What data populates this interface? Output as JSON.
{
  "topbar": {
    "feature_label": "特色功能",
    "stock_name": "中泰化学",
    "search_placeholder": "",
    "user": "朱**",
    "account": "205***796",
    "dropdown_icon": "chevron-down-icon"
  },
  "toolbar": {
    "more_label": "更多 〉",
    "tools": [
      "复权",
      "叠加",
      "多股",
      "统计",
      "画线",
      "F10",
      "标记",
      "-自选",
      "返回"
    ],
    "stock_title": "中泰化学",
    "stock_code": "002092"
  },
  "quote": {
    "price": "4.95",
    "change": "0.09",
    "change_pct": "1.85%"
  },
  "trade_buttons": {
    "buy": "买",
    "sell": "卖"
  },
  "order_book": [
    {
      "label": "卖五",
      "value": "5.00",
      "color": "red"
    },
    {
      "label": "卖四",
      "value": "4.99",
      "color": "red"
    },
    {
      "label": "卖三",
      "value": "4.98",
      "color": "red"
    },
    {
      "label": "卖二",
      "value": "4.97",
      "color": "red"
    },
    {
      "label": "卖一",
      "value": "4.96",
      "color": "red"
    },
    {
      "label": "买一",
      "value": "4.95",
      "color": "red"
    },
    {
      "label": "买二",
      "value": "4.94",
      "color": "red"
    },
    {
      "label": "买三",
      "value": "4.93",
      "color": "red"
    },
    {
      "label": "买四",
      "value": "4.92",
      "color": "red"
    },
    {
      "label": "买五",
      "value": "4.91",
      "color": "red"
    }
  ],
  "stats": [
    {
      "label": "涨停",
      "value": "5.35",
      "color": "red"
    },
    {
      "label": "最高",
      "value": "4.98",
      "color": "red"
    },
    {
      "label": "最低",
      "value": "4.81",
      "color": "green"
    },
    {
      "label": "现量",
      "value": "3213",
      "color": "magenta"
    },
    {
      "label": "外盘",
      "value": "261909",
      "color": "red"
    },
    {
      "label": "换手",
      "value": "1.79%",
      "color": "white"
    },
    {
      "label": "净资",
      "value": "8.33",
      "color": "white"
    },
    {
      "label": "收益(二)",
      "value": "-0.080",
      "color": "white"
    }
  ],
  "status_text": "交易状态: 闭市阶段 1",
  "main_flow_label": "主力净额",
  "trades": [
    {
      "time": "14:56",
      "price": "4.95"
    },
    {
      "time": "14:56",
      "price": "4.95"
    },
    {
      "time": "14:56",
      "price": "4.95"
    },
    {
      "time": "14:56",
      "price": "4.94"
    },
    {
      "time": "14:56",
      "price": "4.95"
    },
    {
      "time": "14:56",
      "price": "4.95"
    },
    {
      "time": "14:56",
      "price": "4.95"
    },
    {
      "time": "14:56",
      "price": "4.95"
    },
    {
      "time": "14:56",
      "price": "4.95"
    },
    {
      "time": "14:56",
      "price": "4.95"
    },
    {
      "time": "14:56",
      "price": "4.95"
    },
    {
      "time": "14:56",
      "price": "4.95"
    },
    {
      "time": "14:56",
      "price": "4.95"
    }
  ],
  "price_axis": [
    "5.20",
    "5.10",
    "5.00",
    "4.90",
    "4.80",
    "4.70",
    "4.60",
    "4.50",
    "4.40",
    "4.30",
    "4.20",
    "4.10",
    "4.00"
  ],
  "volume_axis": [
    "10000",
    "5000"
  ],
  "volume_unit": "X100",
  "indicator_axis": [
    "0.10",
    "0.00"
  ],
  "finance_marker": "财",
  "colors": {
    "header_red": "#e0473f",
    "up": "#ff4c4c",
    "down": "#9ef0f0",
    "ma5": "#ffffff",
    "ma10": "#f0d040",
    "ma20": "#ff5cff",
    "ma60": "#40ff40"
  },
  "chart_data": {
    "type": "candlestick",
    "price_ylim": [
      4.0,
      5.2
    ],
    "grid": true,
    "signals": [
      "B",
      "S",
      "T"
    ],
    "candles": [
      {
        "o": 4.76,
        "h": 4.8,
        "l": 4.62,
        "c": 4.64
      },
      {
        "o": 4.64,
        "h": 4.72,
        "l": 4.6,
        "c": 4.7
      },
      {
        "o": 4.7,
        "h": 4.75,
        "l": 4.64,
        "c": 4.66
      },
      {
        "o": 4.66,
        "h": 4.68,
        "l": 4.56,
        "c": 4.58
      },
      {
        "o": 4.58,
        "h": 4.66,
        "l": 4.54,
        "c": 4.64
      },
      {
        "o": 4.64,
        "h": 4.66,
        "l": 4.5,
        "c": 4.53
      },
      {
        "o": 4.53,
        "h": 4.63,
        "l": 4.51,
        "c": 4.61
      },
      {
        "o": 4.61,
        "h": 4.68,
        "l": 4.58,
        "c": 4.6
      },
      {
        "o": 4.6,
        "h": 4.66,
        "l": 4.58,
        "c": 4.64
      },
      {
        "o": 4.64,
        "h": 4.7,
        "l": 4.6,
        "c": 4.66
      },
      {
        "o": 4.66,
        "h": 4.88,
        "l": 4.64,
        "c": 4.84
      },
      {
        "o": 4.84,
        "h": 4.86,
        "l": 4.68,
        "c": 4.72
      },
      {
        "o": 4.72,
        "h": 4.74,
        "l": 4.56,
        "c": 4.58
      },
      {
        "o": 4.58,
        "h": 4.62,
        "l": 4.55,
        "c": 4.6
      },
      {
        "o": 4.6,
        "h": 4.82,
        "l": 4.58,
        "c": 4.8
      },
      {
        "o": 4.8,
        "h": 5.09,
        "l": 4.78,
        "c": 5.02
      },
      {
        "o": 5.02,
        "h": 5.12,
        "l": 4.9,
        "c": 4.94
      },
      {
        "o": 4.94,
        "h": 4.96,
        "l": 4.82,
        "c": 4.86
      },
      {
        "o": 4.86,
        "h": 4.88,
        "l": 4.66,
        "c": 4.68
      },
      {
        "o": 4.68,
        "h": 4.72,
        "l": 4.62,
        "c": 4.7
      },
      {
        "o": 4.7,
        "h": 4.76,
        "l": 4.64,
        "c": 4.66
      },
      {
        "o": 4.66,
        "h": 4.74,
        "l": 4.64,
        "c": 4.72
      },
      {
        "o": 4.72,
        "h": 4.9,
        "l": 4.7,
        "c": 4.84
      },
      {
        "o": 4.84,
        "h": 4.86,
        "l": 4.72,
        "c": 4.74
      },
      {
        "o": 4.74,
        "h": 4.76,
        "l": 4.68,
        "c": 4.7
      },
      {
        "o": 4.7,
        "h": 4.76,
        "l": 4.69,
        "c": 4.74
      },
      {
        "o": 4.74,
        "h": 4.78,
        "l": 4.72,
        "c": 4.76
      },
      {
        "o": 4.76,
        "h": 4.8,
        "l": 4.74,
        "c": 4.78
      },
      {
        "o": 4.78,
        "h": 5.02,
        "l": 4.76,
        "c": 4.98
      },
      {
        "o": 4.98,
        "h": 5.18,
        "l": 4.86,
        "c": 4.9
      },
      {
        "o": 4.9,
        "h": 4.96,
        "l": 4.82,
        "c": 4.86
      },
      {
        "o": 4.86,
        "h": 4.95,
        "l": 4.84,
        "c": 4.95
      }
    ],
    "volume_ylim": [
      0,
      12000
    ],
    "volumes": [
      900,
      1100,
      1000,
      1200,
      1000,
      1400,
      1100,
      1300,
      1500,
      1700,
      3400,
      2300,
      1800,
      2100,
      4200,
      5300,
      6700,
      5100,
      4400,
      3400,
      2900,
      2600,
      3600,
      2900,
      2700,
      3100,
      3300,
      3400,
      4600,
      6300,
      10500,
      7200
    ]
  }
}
************
* _WHAT TO PRODUCE_
Repeat all of the records above exactly as written.

* _SOLUTION FOR THIS EXERCISE_
What data populates this interface? Output as JSON.
{
  "topbar": {
    "feature_label": "特色功能",
    "stock_name": "中泰化学",
    "search_placeholder": "",
    "user": "朱**",
    "account": "205***796",
    "dropdown_icon": "chevron-down-icon"
  },
  "toolbar": {
    "more_label": "更多 〉",
    "tools": [
      "复权",
      "叠加",
      "多股",
      "统计",
      "画线",
      "F10",
      "标记",
      "-自选",
      "返回"
    ],
    "stock_title": "中泰化学",
    "stock_code": "002092"
  },
  "quote": {
    "price": "4.95",
    "change": "0.09",
    "change_pct": "1.85%"
  },
  "trade_buttons": {
    "buy": "买",
    "sell": "卖"
  },
  "order_book": [
    {
      "label": "卖五",
      "value": "5.00",
      "color": "red"
    },
    {
      "label": "卖四",
      "value": "4.99",
      "color": "red"
    },
    {
      "label": "卖三",
      "value": "4.98",
      "color": "red"
    },
    {
      "label": "卖二",
      "value": "4.97",
      "color": "red"
    },
    {
      "label": "卖一",
      "value": "4.96",
      "color": "red"
    },
    {
      "label": "买一",
      "value": "4.95",
      "color": "red"
    },
    {
      "label": "买二",
      "value": "4.94",
      "color": "red"
    },
    {
      "label": "买三",
      "value": "4.93",
      "color": "red"
    },
    {
      "label": "买四",
      "value": "4.92",
      "color": "red"
    },
    {
      "label": "买五",
      "value": "4.91",
      "color": "red"
    }
  ],
  "stats": [
    {
      "label": "涨停",
      "value": "5.35",
      "color": "red"
    },
    {
      "label": "最高",
      "value": "4.98",
      "color": "red"
    },
    {
      "label": "最低",
      "value": "4.81",
      "color": "green"
    },
    {
      "label": "现量",
      "value": "3213",
      "color": "magenta"
    },
    {
      "label": "外盘",
      "value": "261909",
      "color": "red"
    },
    {
      "label": "换手",
      "value": "1.79%",
      "color": "white"
    },
    {
      "label": "净资",
      "value": "8.33",
      "color": "white"
    },
    {
      "label": "收益(二)",
      "value": "-0.080",
      "color": "white"
    }
  ],
  "status_text": "交易状态: 闭市阶段 1",
  "main_flow_label": "主力净额",
  "trades": [
    {
      "time": "14:56",
      "price": "4.95"
    },
    {
      "time": "14:56",
      "price": "4.95"
    },
    {
      "time": "14:56",
      "price": "4.95"
    },
    {
      "time": "14:56",
      "price": "4.94"
    },
    {
      "time": "14:56",
      "price": "4.95"
    },
    {
      "time": "14:56",
      "price": "4.95"
    },
    {
      "time": "14:56",
      "price": "4.95"
    },
    {
      "time": "14:56",
      "price": "4.95"
    },
    {
      "time": "14:56",
      "price": "4.95"
    },
    {
      "time": "14:56",
      "price": "4.95"
    },
    {
      "time": "14:56",
      "price": "4.95"
    },
    {
      "time": "14:56",
      "price": "4.95"
    },
    {
      "time": "14:56",
      "price": "4.95"
    }
  ],
  "price_axis": [
    "5.20",
    "5.10",
    "5.00",
    "4.90",
    "4.80",
    "4.70",
    "4.60",
    "4.50",
    "4.40",
    "4.30",
    "4.20",
    "4.10",
    "4.00"
  ],
  "volume_axis": [
    "10000",
    "5000"
  ],
  "volume_unit": "X100",
  "indicator_axis": [
    "0.10",
    "0.00"
  ],
  "finance_marker": "财",
  "colors": {
    "header_red": "#e0473f",
    "up": "#ff4c4c",
    "down": "#9ef0f0",
    "ma5": "#ffffff",
    "ma10": "#f0d040",
    "ma20": "#ff5cff",
    "ma60": "#40ff40"
  },
  "chart_data": {
    "type": "candlestick",
    "price_ylim": [
      4.0,
      5.2
    ],
    "grid": true,
    "signals": [
      "B",
      "S",
      "T"
    ],
    "candles": [
      {
        "o": 4.76,
        "h": 4.8,
        "l": 4.62,
        "c": 4.64
      },
      {
        "o": 4.64,
        "h": 4.72,
        "l": 4.6,
        "c": 4.7
      },
      {
        "o": 4.7,
        "h": 4.75,
        "l": 4.64,
        "c": 4.66
      },
      {
        "o": 4.66,
        "h": 4.68,
        "l": 4.56,
        "c": 4.58
      },
      {
        "o": 4.58,
        "h": 4.66,
        "l": 4.54,
        "c": 4.64
      },
      {
        "o": 4.64,
        "h": 4.66,
        "l": 4.5,
        "c": 4.53
      },
      {
        "o": 4.53,
        "h": 4.63,
        "l": 4.51,
        "c": 4.61
      },
      {
        "o": 4.61,
        "h": 4.68,
        "l": 4.58,
        "c": 4.6
      },
      {
        "o": 4.6,
        "h": 4.66,
        "l": 4.58,
        "c": 4.64
      },
      {
        "o": 4.64,
        "h": 4.7,
        "l": 4.6,
        "c": 4.66
      },
      {
        "o": 4.66,
        "h": 4.88,
        "l": 4.64,
        "c": 4.84
      },
      {
        "o": 4.84,
        "h": 4.86,
        "l": 4.68,
        "c": 4.72
      },
      {
        "o": 4.72,
        "h": 4.74,
        "l": 4.56,
        "c": 4.58
      },
      {
        "o": 4.58,
        "h": 4.62,
        "l": 4.55,
        "c": 4.6
      },
      {
        "o": 4.6,
        "h": 4.82,
        "l": 4.58,
        "c": 4.8
      },
      {
        "o": 4.8,
        "h": 5.09,
        "l": 4.78,
        "c": 5.02
      },
      {
        "o": 5.02,
        "h": 5.12,
        "l": 4.9,
        "c": 4.94
      },
      {
        "o": 4.94,
        "h": 4.96,
        "l": 4.82,
        "c": 4.86
      },
      {
        "o": 4.86,
        "h": 4.88,
        "l": 4.66,
        "c": 4.68
      },
      {
        "o": 4.68,
        "h": 4.72,
        "l": 4.62,
        "c": 4.7
      },
      {
        "o": 4.7,
        "h": 4.76,
        "l": 4.64,
        "c": 4.66
      },
      {
        "o": 4.66,
        "h": 4.74,
        "l": 4.64,
        "c": 4.72
      },
      {
        "o": 4.72,
        "h": 4.9,
        "l": 4.7,
        "c": 4.84
      },
      {
        "o": 4.84,
        "h": 4.86,
        "l": 4.72,
        "c": 4.74
      },
      {
        "o": 4.74,
        "h": 4.76,
        "l": 4.68,
        "c": 4.7
      },
      {
        "o": 4.7,
        "h": 4.76,
        "l": 4.69,
        "c": 4.74
      },
      {
        "o": 4.74,
        "h": 4.78,
        "l": 4.72,
        "c": 4.76
      },
      {
        "o": 4.76,
        "h": 4.8,
        "l": 4.74,
        "c": 4.78
      },
      {
        "o": 4.78,
        "h": 5.02,
        "l": 4.76,
        "c": 4.98
      },
      {
        "o": 4.98,
        "h": 5.18,
        "l": 4.86,
        "c": 4.9
      },
      {
        "o": 4.9,
        "h": 4.96,
        "l": 4.82,
        "c": 4.86
      },
      {
        "o": 4.86,
        "h": 4.95,
        "l": 4.84,
        "c": 4.95
      }
    ],
    "volume_ylim": [
      0,
      12000
    ],
    "volumes": [
      900,
      1100,
      1000,
      1200,
      1000,
      1400,
      1100,
      1300,
      1500,
      1700,
      3400,
      2300,
      1800,
      2100,
      4200,
      5300,
      6700,
      5100,
      4400,
      3400,
      2900,
      2600,
      3600,
      2900,
      2700,
      3100,
      3300,
      3400,
      4600,
      6300,
      10500,
      7200
    ]
  }
}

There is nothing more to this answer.